=== Data supplied ===
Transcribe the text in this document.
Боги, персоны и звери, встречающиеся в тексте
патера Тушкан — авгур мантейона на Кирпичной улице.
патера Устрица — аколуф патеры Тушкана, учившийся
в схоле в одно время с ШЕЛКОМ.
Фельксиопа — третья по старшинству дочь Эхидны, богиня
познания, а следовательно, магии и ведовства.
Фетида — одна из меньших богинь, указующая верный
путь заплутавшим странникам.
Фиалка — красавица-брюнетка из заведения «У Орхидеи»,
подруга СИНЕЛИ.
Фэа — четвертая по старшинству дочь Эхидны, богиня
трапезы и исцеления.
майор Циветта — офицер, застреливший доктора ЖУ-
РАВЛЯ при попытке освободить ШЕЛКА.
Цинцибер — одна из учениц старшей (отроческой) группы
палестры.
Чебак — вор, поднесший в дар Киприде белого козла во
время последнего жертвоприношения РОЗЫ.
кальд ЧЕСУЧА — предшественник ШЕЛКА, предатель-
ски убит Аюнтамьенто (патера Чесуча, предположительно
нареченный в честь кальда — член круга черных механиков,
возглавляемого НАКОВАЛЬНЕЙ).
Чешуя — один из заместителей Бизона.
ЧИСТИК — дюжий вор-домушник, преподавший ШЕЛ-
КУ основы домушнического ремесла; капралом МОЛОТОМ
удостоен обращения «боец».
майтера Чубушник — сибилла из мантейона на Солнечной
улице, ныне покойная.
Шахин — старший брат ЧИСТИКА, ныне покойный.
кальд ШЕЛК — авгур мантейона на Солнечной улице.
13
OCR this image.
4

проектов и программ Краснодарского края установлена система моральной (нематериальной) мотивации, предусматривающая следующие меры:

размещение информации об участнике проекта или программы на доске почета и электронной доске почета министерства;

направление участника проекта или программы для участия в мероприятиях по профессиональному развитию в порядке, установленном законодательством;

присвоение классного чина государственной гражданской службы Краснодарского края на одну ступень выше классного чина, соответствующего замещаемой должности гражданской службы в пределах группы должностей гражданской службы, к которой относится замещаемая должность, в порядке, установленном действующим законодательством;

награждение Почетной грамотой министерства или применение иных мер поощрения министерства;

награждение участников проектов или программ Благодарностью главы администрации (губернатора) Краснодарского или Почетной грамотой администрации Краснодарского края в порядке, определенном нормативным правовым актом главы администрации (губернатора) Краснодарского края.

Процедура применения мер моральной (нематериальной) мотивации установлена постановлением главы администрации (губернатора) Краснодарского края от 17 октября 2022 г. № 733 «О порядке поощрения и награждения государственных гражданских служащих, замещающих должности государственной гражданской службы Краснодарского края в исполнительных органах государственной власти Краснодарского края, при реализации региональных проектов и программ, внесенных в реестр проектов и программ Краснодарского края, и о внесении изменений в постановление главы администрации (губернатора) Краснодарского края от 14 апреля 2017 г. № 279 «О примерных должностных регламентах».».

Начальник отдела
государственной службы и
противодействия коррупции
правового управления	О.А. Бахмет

=== What you need to do ===
Copy out all the entries shown above, character for character.

=== Response for this exercise ===
Transcribe the text in this document.
Боги, персоны и звери, встречающиеся в тексте
патера Тушкан — авгур мантейона на Кирпичной улице.
патера Устрица — аколуф патеры Тушкана, учившийся
в схоле в одно время с ШЕЛКОМ.
Фельксиопа — третья по старшинству дочь Эхидны, богиня
познания, а следовательно, магии и ведовства.
Фетида — одна из меньших богинь, указующая верный
путь заплутавшим странникам.
Фиалка — красавица-брюнетка из заведения «У Орхидеи»,
подруга СИНЕЛИ.
Фэа — четвертая по старшинству дочь Эхидны, богиня
трапезы и исцеления.
майор Циветта — офицер, застреливший доктора ЖУ-
РАВЛЯ при попытке освободить ШЕЛКА.
Цинцибер — одна из учениц старшей (отроческой) группы
палестры.
Чебак — вор, поднесший в дар Киприде белого козла во
время последнего жертвоприношения РОЗЫ.
кальд ЧЕСУЧА — предшественник ШЕЛКА, предатель-
ски убит Аюнтамьенто (патера Чесуча, предположительно
нареченный в честь кальда — член круга черных механиков,
возглавляемого НАКОВАЛЬНЕЙ).
Чешуя — один из заместителей Бизона.
ЧИСТИК — дюжий вор-домушник, преподавший ШЕЛ-
КУ основы домушнического ремесла; капралом МОЛОТОМ
удостоен обращения «боец».
майтера Чубушник — сибилла из мантейона на Солнечной
улице, ныне покойная.
Шахин — старший брат ЧИСТИКА, ныне покойный.
кальд ШЕЛК — авгур мантейона на Солнечной улице.
13
OCR this image.
4

проектов и программ Краснодарского края установлена система моральной (нематериальной) мотивации, предусматривающая следующие меры:

размещение информации об участнике проекта или программы на доске почета и электронной доске почета министерства;

направление участника проекта или программы для участия в мероприятиях по профессиональному развитию в порядке, установленном законодательством;

присвоение классного чина государственной гражданской службы Краснодарского края на одну ступень выше классного чина, соответствующего замещаемой должности гражданской службы в пределах группы должностей гражданской службы, к которой относится замещаемая должность, в порядке, установленном действующим законодательством;

награждение Почетной грамотой министерства или применение иных мер поощрения министерства;

награждение участников проектов или программ Благодарностью главы администрации (губернатора) Краснодарского или Почетной грамотой администрации Краснодарского края в порядке, определенном нормативным правовым актом главы администрации (губернатора) Краснодарского края.

Процедура применения мер моральной (нематериальной) мотивации установлена постановлением главы администрации (губернатора) Краснодарского края от 17 октября 2022 г. № 733 «О порядке поощрения и награждения государственных гражданских служащих, замещающих должности государственной гражданской службы Краснодарского края в исполнительных органах государственной власти Краснодарского края, при реализации региональных проектов и программ, внесенных в реестр проектов и программ Краснодарского края, и о внесении изменений в постановление главы администрации (губернатора) Краснодарского края от 14 апреля 2017 г. № 279 «О примерных должностных регламентах».».

Начальник отдела
государственной службы и
противодействия коррупции
правового управления	О.А. Бахмет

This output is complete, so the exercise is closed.